Exercise objective =>
List, from the lines below, each one with "icon" in it.

Exercise data =>
------------

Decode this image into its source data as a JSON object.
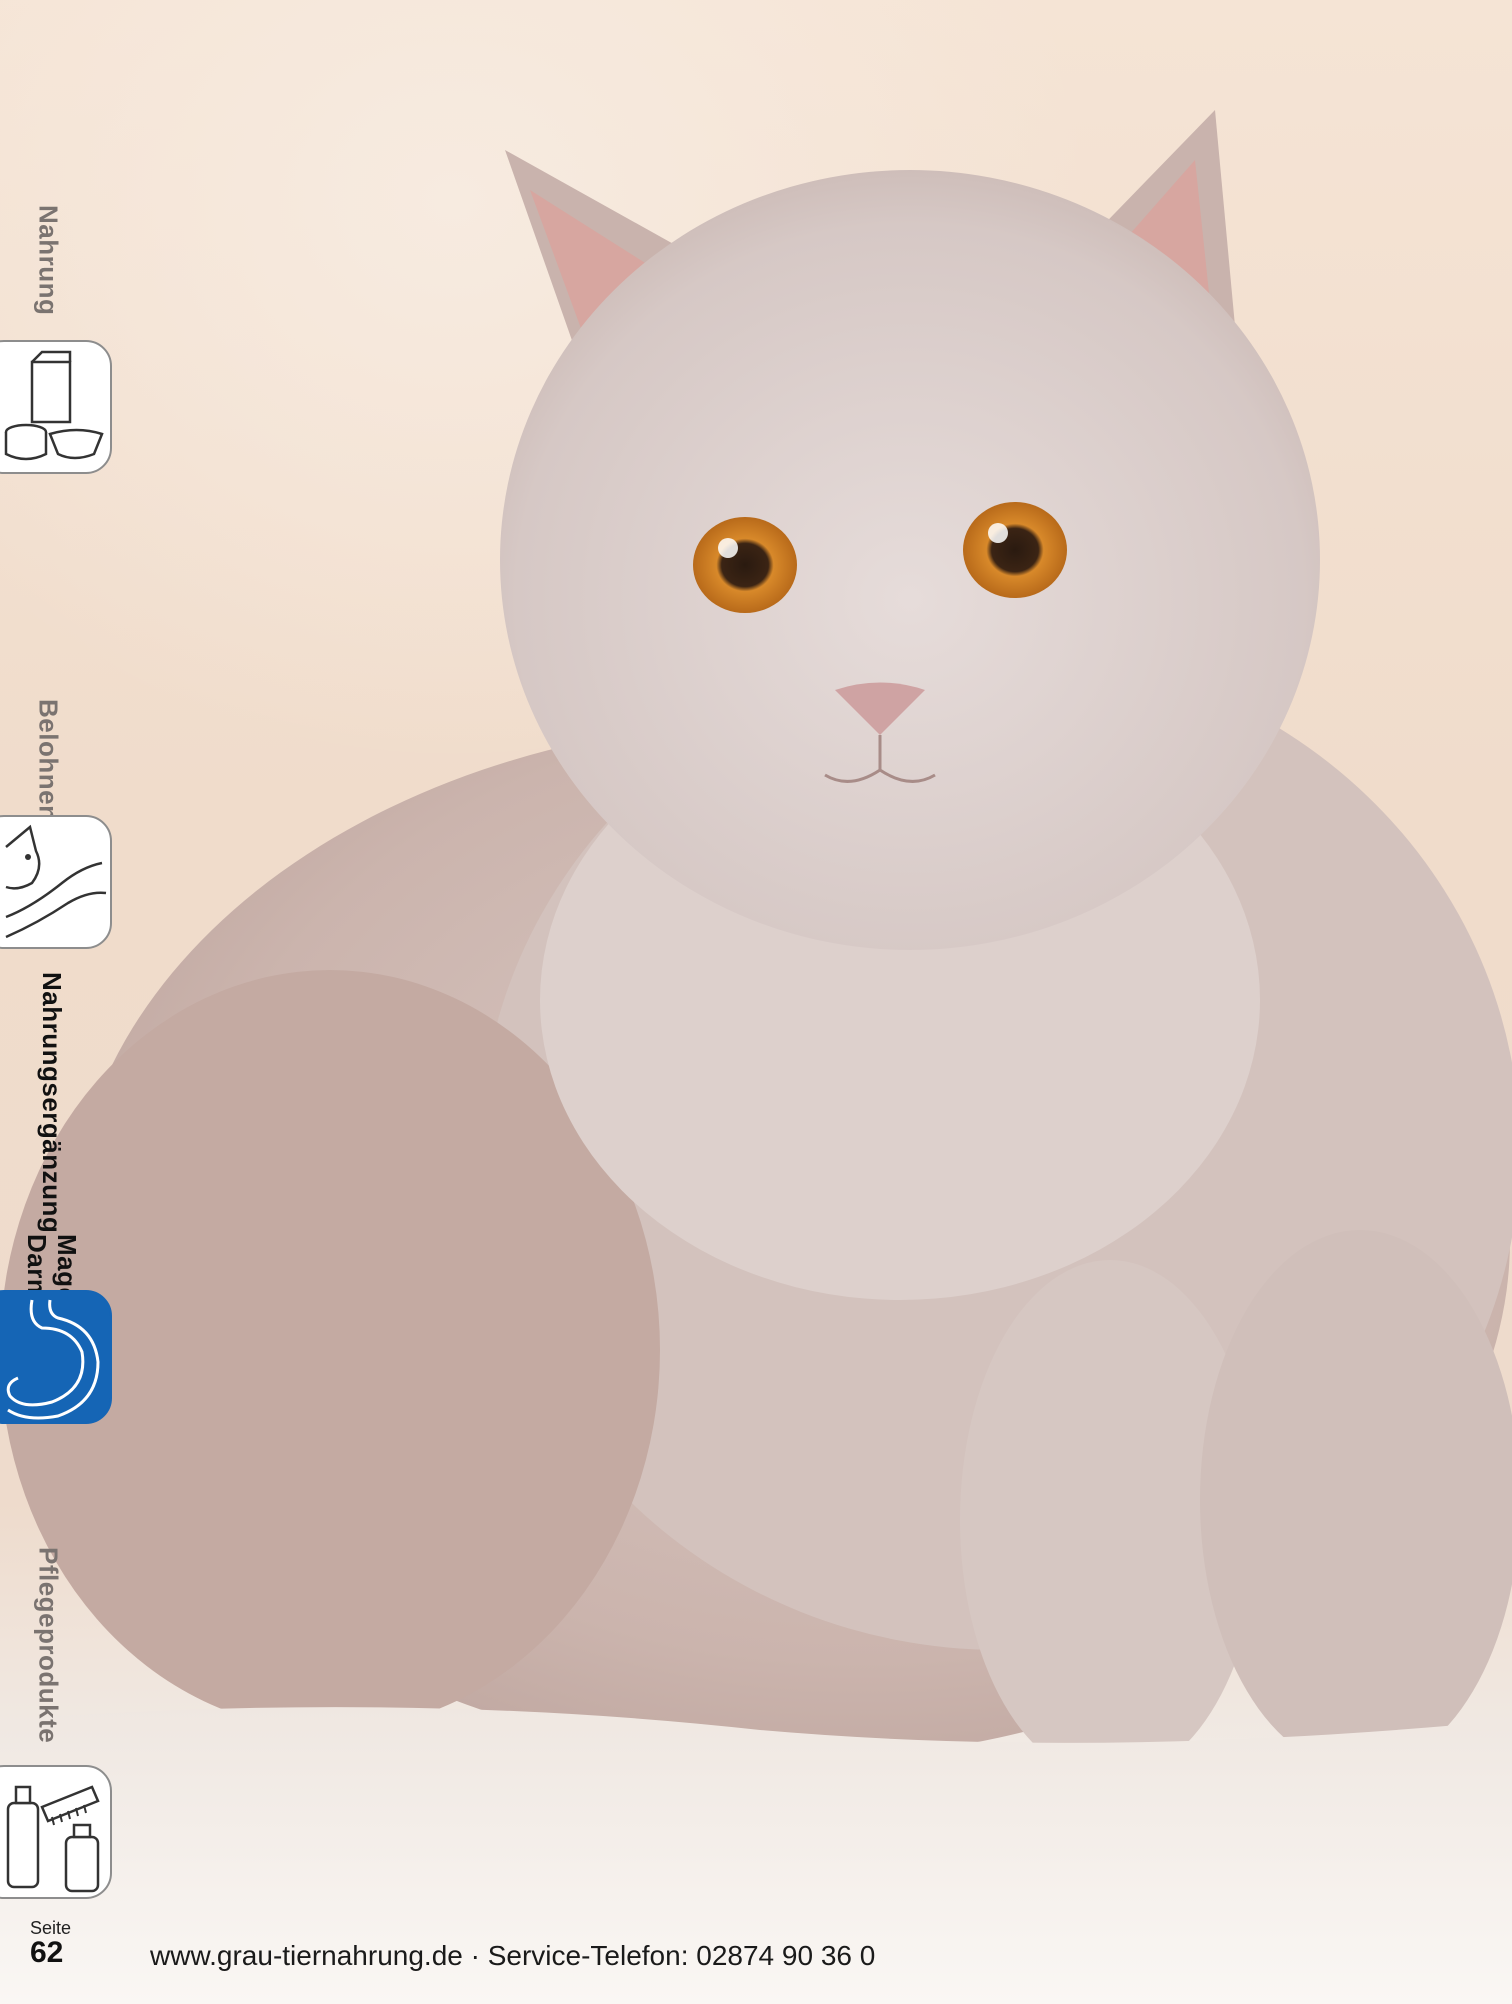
{
  "tabs": [
    {
      "label": "Nahrung",
      "icon": "food-bowl-icon",
      "active": false
    },
    {
      "label": "Belohnen",
      "icon": "cat-hand-icon",
      "active": false
    },
    {
      "label_line1": "Nahrungsergänzung",
      "label_line2": "Magen-Darm",
      "icon": "stomach-icon",
      "active": true
    },
    {
      "label": "Pflegeprodukte",
      "icon": "grooming-products-icon",
      "active": false
    }
  ],
  "colors": {
    "active_tab": "#1565b5",
    "inactive_tab_text": "#7a7370"
  },
  "footer": {
    "seite_label": "Seite",
    "page_number": "62",
    "contact_line": "www.grau-tiernahrung.de · Service-Telefon: 02874 90 36 0"
  }
}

------------

Exercise response =>
      "icon": "food-bowl-icon",
      "icon": "cat-hand-icon",
      "icon": "stomach-icon",
      "icon": "grooming-products-icon",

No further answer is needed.